Extrait à lire:
-----

Cinéma-Banel et Adama

Une tragédie grecque entre Phèdre,

Médée et Roméo et Juliette

 

Intégralement tourné en pulaar, dans un village reculé du nord du Sénégal, plus précisément au Fouta. ” Banel et Adama”  raconte l’histoire de deux jeunes fous amoureux, qui ne veulent vivre que leur amour, loin du cocon familial et des valeurs traditionnelles. Le film nous plonge dans un certain conte dramatique inspiré de légendes et mythologies grecque comme Médée, Phèdre dans un contexte bien africain. ” Banel & Adma ”  est enfin de compte un « Roméo et Juliette » à l’africaine, sénégalaise et peulh.
Que ferait-on pour vivre son amour dans une société où la liberté, la responsabilité de la femme ou encore son mode de vie sont dictés ?

-----

Matériel recueilli:
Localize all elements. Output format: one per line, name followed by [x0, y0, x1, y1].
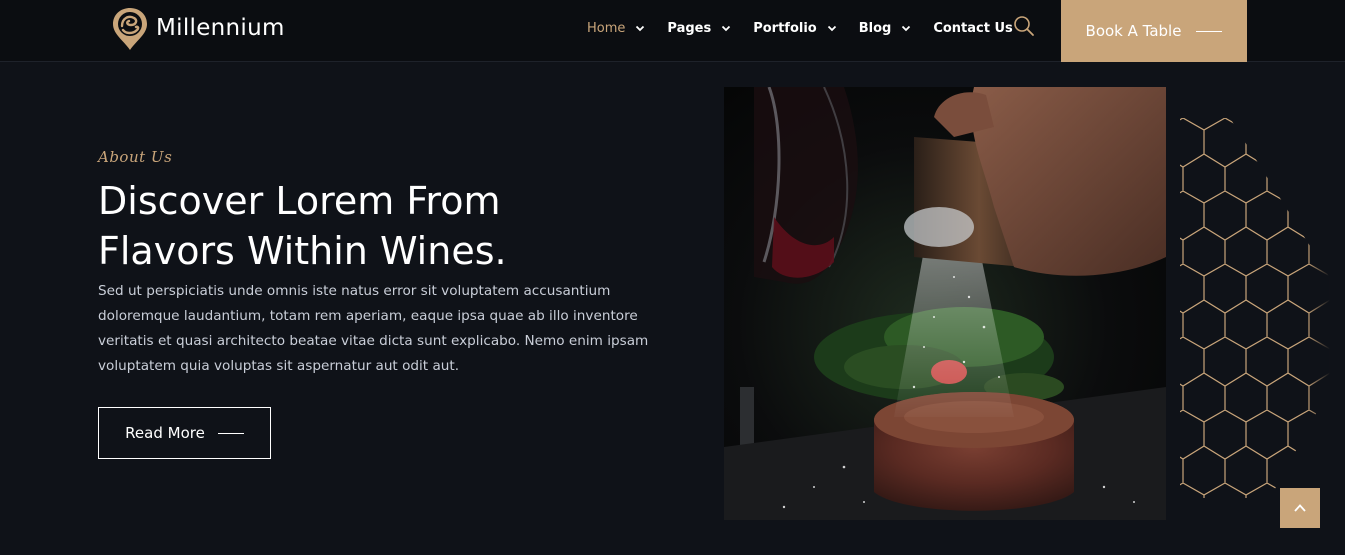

-----

Objectif:
Dans l'extrait sur le film « Banel et Adama », relevez toutes les œuvres ou figures auxquelles l'histoire du film est rapprochée.

Corrigé:
Phèdre, Médée, Roméo et Juliette